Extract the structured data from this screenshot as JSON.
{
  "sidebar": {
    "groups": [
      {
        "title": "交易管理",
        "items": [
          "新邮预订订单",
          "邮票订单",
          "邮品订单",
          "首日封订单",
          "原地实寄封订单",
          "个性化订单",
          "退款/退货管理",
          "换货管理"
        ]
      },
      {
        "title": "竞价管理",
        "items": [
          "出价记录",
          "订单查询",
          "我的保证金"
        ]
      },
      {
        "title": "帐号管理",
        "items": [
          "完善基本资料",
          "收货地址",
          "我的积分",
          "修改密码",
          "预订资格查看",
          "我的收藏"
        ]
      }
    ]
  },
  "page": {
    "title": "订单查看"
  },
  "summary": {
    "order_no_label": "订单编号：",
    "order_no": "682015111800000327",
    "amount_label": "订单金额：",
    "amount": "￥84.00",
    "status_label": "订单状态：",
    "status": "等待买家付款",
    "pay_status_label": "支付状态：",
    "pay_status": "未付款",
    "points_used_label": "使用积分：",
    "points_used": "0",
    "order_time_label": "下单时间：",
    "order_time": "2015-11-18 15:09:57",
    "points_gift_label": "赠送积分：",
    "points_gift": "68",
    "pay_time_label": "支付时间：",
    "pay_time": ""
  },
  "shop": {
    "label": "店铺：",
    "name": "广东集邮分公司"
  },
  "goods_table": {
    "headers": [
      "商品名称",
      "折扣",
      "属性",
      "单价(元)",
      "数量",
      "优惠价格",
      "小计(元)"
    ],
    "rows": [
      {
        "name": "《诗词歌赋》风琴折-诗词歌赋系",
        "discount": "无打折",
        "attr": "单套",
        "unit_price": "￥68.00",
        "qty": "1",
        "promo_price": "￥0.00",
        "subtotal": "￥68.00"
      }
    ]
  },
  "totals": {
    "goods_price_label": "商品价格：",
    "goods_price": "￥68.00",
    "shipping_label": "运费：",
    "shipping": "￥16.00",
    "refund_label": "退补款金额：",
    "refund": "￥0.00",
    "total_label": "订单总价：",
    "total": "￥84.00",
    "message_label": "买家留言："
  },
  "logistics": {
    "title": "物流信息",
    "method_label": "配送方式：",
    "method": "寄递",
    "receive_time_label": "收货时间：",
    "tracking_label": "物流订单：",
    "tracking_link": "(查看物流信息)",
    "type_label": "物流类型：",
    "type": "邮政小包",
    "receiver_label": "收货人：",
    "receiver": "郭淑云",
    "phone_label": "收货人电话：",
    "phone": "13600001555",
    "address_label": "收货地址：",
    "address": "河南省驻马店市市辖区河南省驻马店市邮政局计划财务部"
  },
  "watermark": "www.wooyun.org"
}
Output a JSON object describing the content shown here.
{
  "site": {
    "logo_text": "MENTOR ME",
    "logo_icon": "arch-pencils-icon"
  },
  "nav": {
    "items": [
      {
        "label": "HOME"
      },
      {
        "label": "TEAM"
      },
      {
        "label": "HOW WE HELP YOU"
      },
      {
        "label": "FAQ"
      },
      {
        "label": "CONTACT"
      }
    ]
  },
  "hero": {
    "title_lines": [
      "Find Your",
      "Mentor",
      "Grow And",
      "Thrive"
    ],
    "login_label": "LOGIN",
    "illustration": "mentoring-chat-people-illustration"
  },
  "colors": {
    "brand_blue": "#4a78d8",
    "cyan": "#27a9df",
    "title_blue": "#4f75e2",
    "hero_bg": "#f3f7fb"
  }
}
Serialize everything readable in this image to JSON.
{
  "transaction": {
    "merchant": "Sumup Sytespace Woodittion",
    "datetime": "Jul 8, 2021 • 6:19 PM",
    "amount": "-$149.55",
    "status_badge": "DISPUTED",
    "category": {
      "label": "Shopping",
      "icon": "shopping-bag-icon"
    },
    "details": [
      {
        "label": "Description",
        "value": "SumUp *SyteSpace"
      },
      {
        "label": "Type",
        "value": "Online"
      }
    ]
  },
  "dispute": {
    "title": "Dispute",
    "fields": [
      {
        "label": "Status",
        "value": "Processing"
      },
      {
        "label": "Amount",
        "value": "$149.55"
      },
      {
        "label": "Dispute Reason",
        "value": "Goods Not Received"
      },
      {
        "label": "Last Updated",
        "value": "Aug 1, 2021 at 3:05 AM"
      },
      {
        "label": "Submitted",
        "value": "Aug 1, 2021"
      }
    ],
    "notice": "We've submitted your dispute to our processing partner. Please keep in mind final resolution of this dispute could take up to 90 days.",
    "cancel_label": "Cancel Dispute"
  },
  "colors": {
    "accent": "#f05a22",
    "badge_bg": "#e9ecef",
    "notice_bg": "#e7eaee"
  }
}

Your goal: Extract the complete set of records unchanged.

Output of the task:
Extract the structured data from this screenshot as JSON.
{
  "sidebar": {
    "groups": [
      {
        "title": "交易管理",
        "items": [
          "新邮预订订单",
          "邮票订单",
          "邮品订单",
          "首日封订单",
          "原地实寄封订单",
          "个性化订单",
          "退款/退货管理",
          "换货管理"
        ]
      },
      {
        "title": "竞价管理",
        "items": [
          "出价记录",
          "订单查询",
          "我的保证金"
        ]
      },
      {
        "title": "帐号管理",
        "items": [
          "完善基本资料",
          "收货地址",
          "我的积分",
          "修改密码",
          "预订资格查看",
          "我的收藏"
        ]
      }
    ]
  },
  "page": {
    "title": "订单查看"
  },
  "summary": {
    "order_no_label": "订单编号：",
    "order_no": "682015111800000327",
    "amount_label": "订单金额：",
    "amount": "￥84.00",
    "status_label": "订单状态：",
    "status": "等待买家付款",
    "pay_status_label": "支付状态：",
    "pay_status": "未付款",
    "points_used_label": "使用积分：",
    "points_used": "0",
    "order_time_label": "下单时间：",
    "order_time": "2015-11-18 15:09:57",
    "points_gift_label": "赠送积分：",
    "points_gift": "68",
    "pay_time_label": "支付时间：",
    "pay_time": ""
  },
  "shop": {
    "label": "店铺：",
    "name": "广东集邮分公司"
  },
  "goods_table": {
    "headers": [
      "商品名称",
      "折扣",
      "属性",
      "单价(元)",
      "数量",
      "优惠价格",
      "小计(元)"
    ],
    "rows": [
      {
        "name": "《诗词歌赋》风琴折-诗词歌赋系",
        "discount": "无打折",
        "attr": "单套",
        "unit_price": "￥68.00",
        "qty": "1",
        "promo_price": "￥0.00",
        "subtotal": "￥68.00"
      }
    ]
  },
  "totals": {
    "goods_price_label": "商品价格：",
    "goods_price": "￥68.00",
    "shipping_label": "运费：",
    "shipping": "￥16.00",
    "refund_label": "退补款金额：",
    "refund": "￥0.00",
    "total_label": "订单总价：",
    "total": "￥84.00",
    "message_label": "买家留言："
  },
  "logistics": {
    "title": "物流信息",
    "method_label": "配送方式：",
    "method": "寄递",
    "receive_time_label": "收货时间：",
    "tracking_label": "物流订单：",
    "tracking_link": "(查看物流信息)",
    "type_label": "物流类型：",
    "type": "邮政小包",
    "receiver_label": "收货人：",
    "receiver": "郭淑云",
    "phone_label": "收货人电话：",
    "phone": "13600001555",
    "address_label": "收货地址：",
    "address": "河南省驻马店市市辖区河南省驻马店市邮政局计划财务部"
  },
  "watermark": "www.wooyun.org"
}
Output a JSON object describing the content shown here.
{
  "site": {
    "logo_text": "MENTOR ME",
    "logo_icon": "arch-pencils-icon"
  },
  "nav": {
    "items": [
      {
        "label": "HOME"
      },
      {
        "label": "TEAM"
      },
      {
        "label": "HOW WE HELP YOU"
      },
      {
        "label": "FAQ"
      },
      {
        "label": "CONTACT"
      }
    ]
  },
  "hero": {
    "title_lines": [
      "Find Your",
      "Mentor",
      "Grow And",
      "Thrive"
    ],
    "login_label": "LOGIN",
    "illustration": "mentoring-chat-people-illustration"
  },
  "colors": {
    "brand_blue": "#4a78d8",
    "cyan": "#27a9df",
    "title_blue": "#4f75e2",
    "hero_bg": "#f3f7fb"
  }
}
Serialize everything readable in this image to JSON.
{
  "transaction": {
    "merchant": "Sumup Sytespace Woodittion",
    "datetime": "Jul 8, 2021 • 6:19 PM",
    "amount": "-$149.55",
    "status_badge": "DISPUTED",
    "category": {
      "label": "Shopping",
      "icon": "shopping-bag-icon"
    },
    "details": [
      {
        "label": "Description",
        "value": "SumUp *SyteSpace"
      },
      {
        "label": "Type",
        "value": "Online"
      }
    ]
  },
  "dispute": {
    "title": "Dispute",
    "fields": [
      {
        "label": "Status",
        "value": "Processing"
      },
      {
        "label": "Amount",
        "value": "$149.55"
      },
      {
        "label": "Dispute Reason",
        "value": "Goods Not Received"
      },
      {
        "label": "Last Updated",
        "value": "Aug 1, 2021 at 3:05 AM"
      },
      {
        "label": "Submitted",
        "value": "Aug 1, 2021"
      }
    ],
    "notice": "We've submitted your dispute to our processing partner. Please keep in mind final resolution of this dispute could take up to 90 days.",
    "cancel_label": "Cancel Dispute"
  },
  "colors": {
    "accent": "#f05a22",
    "badge_bg": "#e9ecef",
    "notice_bg": "#e7eaee"
  }
}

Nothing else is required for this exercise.